- Brief -
Where the data below has the string "Parámetros", return the whole line.

Source data
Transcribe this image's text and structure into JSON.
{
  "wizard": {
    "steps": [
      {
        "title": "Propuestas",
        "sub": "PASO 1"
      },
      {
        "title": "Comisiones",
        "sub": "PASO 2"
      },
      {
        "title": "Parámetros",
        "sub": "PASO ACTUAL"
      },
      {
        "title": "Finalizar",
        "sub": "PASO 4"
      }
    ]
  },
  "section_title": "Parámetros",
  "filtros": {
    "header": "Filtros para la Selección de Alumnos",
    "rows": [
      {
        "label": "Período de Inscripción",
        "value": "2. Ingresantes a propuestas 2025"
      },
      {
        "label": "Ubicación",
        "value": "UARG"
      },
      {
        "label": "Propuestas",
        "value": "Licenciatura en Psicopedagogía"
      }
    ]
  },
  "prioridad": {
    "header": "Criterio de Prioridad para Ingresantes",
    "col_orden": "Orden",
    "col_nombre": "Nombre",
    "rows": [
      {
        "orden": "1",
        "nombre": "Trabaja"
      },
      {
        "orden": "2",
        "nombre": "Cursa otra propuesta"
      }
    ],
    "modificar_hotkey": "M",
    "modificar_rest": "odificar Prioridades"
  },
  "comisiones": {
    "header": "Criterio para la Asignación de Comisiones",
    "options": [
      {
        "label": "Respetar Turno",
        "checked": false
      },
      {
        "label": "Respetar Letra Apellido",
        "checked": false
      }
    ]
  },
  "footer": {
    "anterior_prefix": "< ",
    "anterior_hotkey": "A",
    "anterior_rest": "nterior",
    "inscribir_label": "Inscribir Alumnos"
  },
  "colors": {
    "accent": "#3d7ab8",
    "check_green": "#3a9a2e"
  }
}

- Response -
        "title": "Parámetros",
  "section_title": "Parámetros",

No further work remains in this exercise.